* Dataset entries *

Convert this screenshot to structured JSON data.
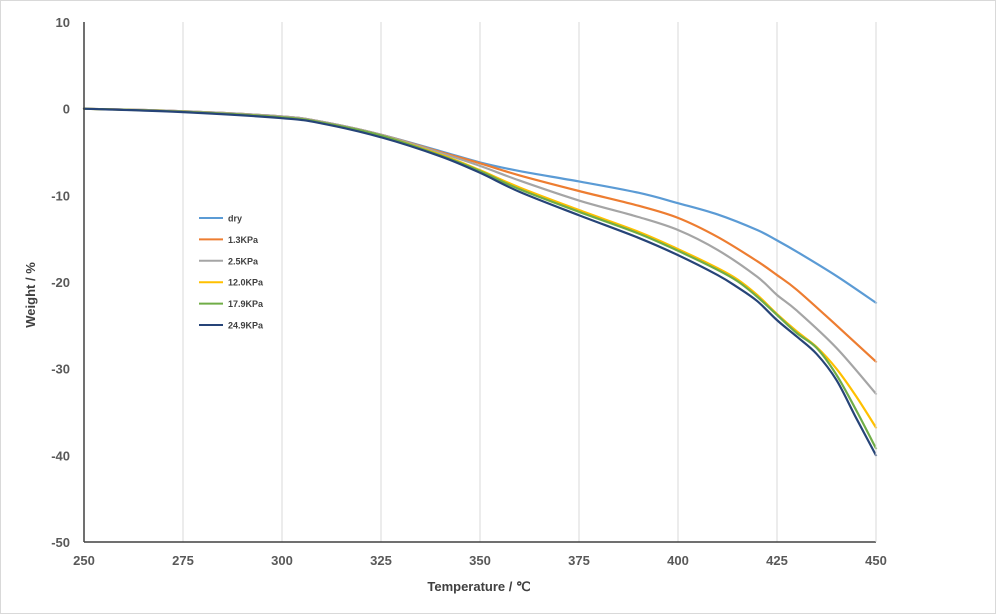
{
  "chart_data": {
    "type": "line",
    "title": "",
    "xlabel": "Temperature / ℃",
    "ylabel": "Weight / %",
    "xlim": [
      250,
      450
    ],
    "ylim": [
      -50,
      10
    ],
    "xticks": [
      250,
      275,
      300,
      325,
      350,
      375,
      400,
      425,
      450
    ],
    "yticks": [
      10,
      0,
      -10,
      -20,
      -30,
      -40,
      -50
    ],
    "grid": "vertical",
    "legend_position": "left",
    "series": [
      {
        "name": "dry",
        "color": "#5b9bd5",
        "points": [
          [
            250,
            0
          ],
          [
            275,
            -0.3
          ],
          [
            300,
            -0.9
          ],
          [
            310,
            -1.5
          ],
          [
            325,
            -3.0
          ],
          [
            340,
            -4.9
          ],
          [
            350,
            -6.2
          ],
          [
            360,
            -7.2
          ],
          [
            375,
            -8.4
          ],
          [
            390,
            -9.7
          ],
          [
            400,
            -10.9
          ],
          [
            410,
            -12.2
          ],
          [
            420,
            -14.0
          ],
          [
            425,
            -15.2
          ],
          [
            430,
            -16.5
          ],
          [
            440,
            -19.3
          ],
          [
            450,
            -22.4
          ]
        ]
      },
      {
        "name": "1.3KPa",
        "color": "#ed7d31",
        "points": [
          [
            250,
            0
          ],
          [
            275,
            -0.3
          ],
          [
            300,
            -0.9
          ],
          [
            310,
            -1.5
          ],
          [
            325,
            -3.0
          ],
          [
            340,
            -5.0
          ],
          [
            350,
            -6.3
          ],
          [
            360,
            -7.7
          ],
          [
            375,
            -9.5
          ],
          [
            390,
            -11.2
          ],
          [
            400,
            -12.6
          ],
          [
            410,
            -14.8
          ],
          [
            420,
            -17.6
          ],
          [
            425,
            -19.2
          ],
          [
            430,
            -20.9
          ],
          [
            440,
            -25.0
          ],
          [
            450,
            -29.2
          ]
        ]
      },
      {
        "name": "2.5KPa",
        "color": "#a5a5a5",
        "points": [
          [
            250,
            0
          ],
          [
            275,
            -0.3
          ],
          [
            300,
            -0.9
          ],
          [
            310,
            -1.5
          ],
          [
            325,
            -3.0
          ],
          [
            340,
            -5.1
          ],
          [
            350,
            -6.6
          ],
          [
            360,
            -8.3
          ],
          [
            375,
            -10.6
          ],
          [
            390,
            -12.5
          ],
          [
            400,
            -14.0
          ],
          [
            410,
            -16.3
          ],
          [
            420,
            -19.4
          ],
          [
            425,
            -21.5
          ],
          [
            430,
            -23.3
          ],
          [
            440,
            -27.6
          ],
          [
            450,
            -32.9
          ]
        ]
      },
      {
        "name": "12.0KPa",
        "color": "#ffc000",
        "points": [
          [
            250,
            0
          ],
          [
            275,
            -0.35
          ],
          [
            300,
            -1.0
          ],
          [
            310,
            -1.6
          ],
          [
            325,
            -3.1
          ],
          [
            340,
            -5.3
          ],
          [
            350,
            -7.1
          ],
          [
            360,
            -9.1
          ],
          [
            375,
            -11.7
          ],
          [
            390,
            -14.2
          ],
          [
            400,
            -16.2
          ],
          [
            410,
            -18.4
          ],
          [
            415,
            -19.7
          ],
          [
            420,
            -21.5
          ],
          [
            425,
            -23.7
          ],
          [
            430,
            -25.7
          ],
          [
            435,
            -27.5
          ],
          [
            440,
            -30.0
          ],
          [
            445,
            -33.2
          ],
          [
            450,
            -36.8
          ]
        ]
      },
      {
        "name": "17.9KPa",
        "color": "#70ad47",
        "points": [
          [
            250,
            0
          ],
          [
            275,
            -0.35
          ],
          [
            300,
            -1.0
          ],
          [
            310,
            -1.6
          ],
          [
            325,
            -3.1
          ],
          [
            340,
            -5.4
          ],
          [
            350,
            -7.2
          ],
          [
            360,
            -9.3
          ],
          [
            375,
            -11.9
          ],
          [
            390,
            -14.4
          ],
          [
            400,
            -16.4
          ],
          [
            410,
            -18.6
          ],
          [
            415,
            -19.9
          ],
          [
            420,
            -21.7
          ],
          [
            425,
            -23.8
          ],
          [
            430,
            -25.9
          ],
          [
            435,
            -27.6
          ],
          [
            440,
            -30.7
          ],
          [
            445,
            -34.8
          ],
          [
            450,
            -39.2
          ]
        ]
      },
      {
        "name": "24.9KPa",
        "color": "#264478",
        "points": [
          [
            250,
            0
          ],
          [
            275,
            -0.4
          ],
          [
            300,
            -1.1
          ],
          [
            310,
            -1.7
          ],
          [
            325,
            -3.3
          ],
          [
            340,
            -5.5
          ],
          [
            350,
            -7.4
          ],
          [
            360,
            -9.6
          ],
          [
            375,
            -12.3
          ],
          [
            390,
            -14.9
          ],
          [
            400,
            -16.9
          ],
          [
            410,
            -19.2
          ],
          [
            415,
            -20.6
          ],
          [
            420,
            -22.2
          ],
          [
            425,
            -24.4
          ],
          [
            430,
            -26.3
          ],
          [
            435,
            -28.3
          ],
          [
            440,
            -31.3
          ],
          [
            445,
            -35.7
          ],
          [
            450,
            -40.0
          ]
        ]
      }
    ]
  }
}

* Goal of the exercise *
Using the data above, write out every line exactly, leaving the images behind.

* Exercise response *
Convert this screenshot to structured JSON data.
{
  "chart_data": {
    "type": "line",
    "title": "",
    "xlabel": "Temperature / ℃",
    "ylabel": "Weight / %",
    "xlim": [
      250,
      450
    ],
    "ylim": [
      -50,
      10
    ],
    "xticks": [
      250,
      275,
      300,
      325,
      350,
      375,
      400,
      425,
      450
    ],
    "yticks": [
      10,
      0,
      -10,
      -20,
      -30,
      -40,
      -50
    ],
    "grid": "vertical",
    "legend_position": "left",
    "series": [
      {
        "name": "dry",
        "color": "#5b9bd5",
        "points": [
          [
            250,
            0
          ],
          [
            275,
            -0.3
          ],
          [
            300,
            -0.9
          ],
          [
            310,
            -1.5
          ],
          [
            325,
            -3.0
          ],
          [
            340,
            -4.9
          ],
          [
            350,
            -6.2
          ],
          [
            360,
            -7.2
          ],
          [
            375,
            -8.4
          ],
          [
            390,
            -9.7
          ],
          [
            400,
            -10.9
          ],
          [
            410,
            -12.2
          ],
          [
            420,
            -14.0
          ],
          [
            425,
            -15.2
          ],
          [
            430,
            -16.5
          ],
          [
            440,
            -19.3
          ],
          [
            450,
            -22.4
          ]
        ]
      },
      {
        "name": "1.3KPa",
        "color": "#ed7d31",
        "points": [
          [
            250,
            0
          ],
          [
            275,
            -0.3
          ],
          [
            300,
            -0.9
          ],
          [
            310,
            -1.5
          ],
          [
            325,
            -3.0
          ],
          [
            340,
            -5.0
          ],
          [
            350,
            -6.3
          ],
          [
            360,
            -7.7
          ],
          [
            375,
            -9.5
          ],
          [
            390,
            -11.2
          ],
          [
            400,
            -12.6
          ],
          [
            410,
            -14.8
          ],
          [
            420,
            -17.6
          ],
          [
            425,
            -19.2
          ],
          [
            430,
            -20.9
          ],
          [
            440,
            -25.0
          ],
          [
            450,
            -29.2
          ]
        ]
      },
      {
        "name": "2.5KPa",
        "color": "#a5a5a5",
        "points": [
          [
            250,
            0
          ],
          [
            275,
            -0.3
          ],
          [
            300,
            -0.9
          ],
          [
            310,
            -1.5
          ],
          [
            325,
            -3.0
          ],
          [
            340,
            -5.1
          ],
          [
            350,
            -6.6
          ],
          [
            360,
            -8.3
          ],
          [
            375,
            -10.6
          ],
          [
            390,
            -12.5
          ],
          [
            400,
            -14.0
          ],
          [
            410,
            -16.3
          ],
          [
            420,
            -19.4
          ],
          [
            425,
            -21.5
          ],
          [
            430,
            -23.3
          ],
          [
            440,
            -27.6
          ],
          [
            450,
            -32.9
          ]
        ]
      },
      {
        "name": "12.0KPa",
        "color": "#ffc000",
        "points": [
          [
            250,
            0
          ],
          [
            275,
            -0.35
          ],
          [
            300,
            -1.0
          ],
          [
            310,
            -1.6
          ],
          [
            325,
            -3.1
          ],
          [
            340,
            -5.3
          ],
          [
            350,
            -7.1
          ],
          [
            360,
            -9.1
          ],
          [
            375,
            -11.7
          ],
          [
            390,
            -14.2
          ],
          [
            400,
            -16.2
          ],
          [
            410,
            -18.4
          ],
          [
            415,
            -19.7
          ],
          [
            420,
            -21.5
          ],
          [
            425,
            -23.7
          ],
          [
            430,
            -25.7
          ],
          [
            435,
            -27.5
          ],
          [
            440,
            -30.0
          ],
          [
            445,
            -33.2
          ],
          [
            450,
            -36.8
          ]
        ]
      },
      {
        "name": "17.9KPa",
        "color": "#70ad47",
        "points": [
          [
            250,
            0
          ],
          [
            275,
            -0.35
          ],
          [
            300,
            -1.0
          ],
          [
            310,
            -1.6
          ],
          [
            325,
            -3.1
          ],
          [
            340,
            -5.4
          ],
          [
            350,
            -7.2
          ],
          [
            360,
            -9.3
          ],
          [
            375,
            -11.9
          ],
          [
            390,
            -14.4
          ],
          [
            400,
            -16.4
          ],
          [
            410,
            -18.6
          ],
          [
            415,
            -19.9
          ],
          [
            420,
            -21.7
          ],
          [
            425,
            -23.8
          ],
          [
            430,
            -25.9
          ],
          [
            435,
            -27.6
          ],
          [
            440,
            -30.7
          ],
          [
            445,
            -34.8
          ],
          [
            450,
            -39.2
          ]
        ]
      },
      {
        "name": "24.9KPa",
        "color": "#264478",
        "points": [
          [
            250,
            0
          ],
          [
            275,
            -0.4
          ],
          [
            300,
            -1.1
          ],
          [
            310,
            -1.7
          ],
          [
            325,
            -3.3
          ],
          [
            340,
            -5.5
          ],
          [
            350,
            -7.4
          ],
          [
            360,
            -9.6
          ],
          [
            375,
            -12.3
          ],
          [
            390,
            -14.9
          ],
          [
            400,
            -16.9
          ],
          [
            410,
            -19.2
          ],
          [
            415,
            -20.6
          ],
          [
            420,
            -22.2
          ],
          [
            425,
            -24.4
          ],
          [
            430,
            -26.3
          ],
          [
            435,
            -28.3
          ],
          [
            440,
            -31.3
          ],
          [
            445,
            -35.7
          ],
          [
            450,
            -40.0
          ]
        ]
      }
    ]
  }
}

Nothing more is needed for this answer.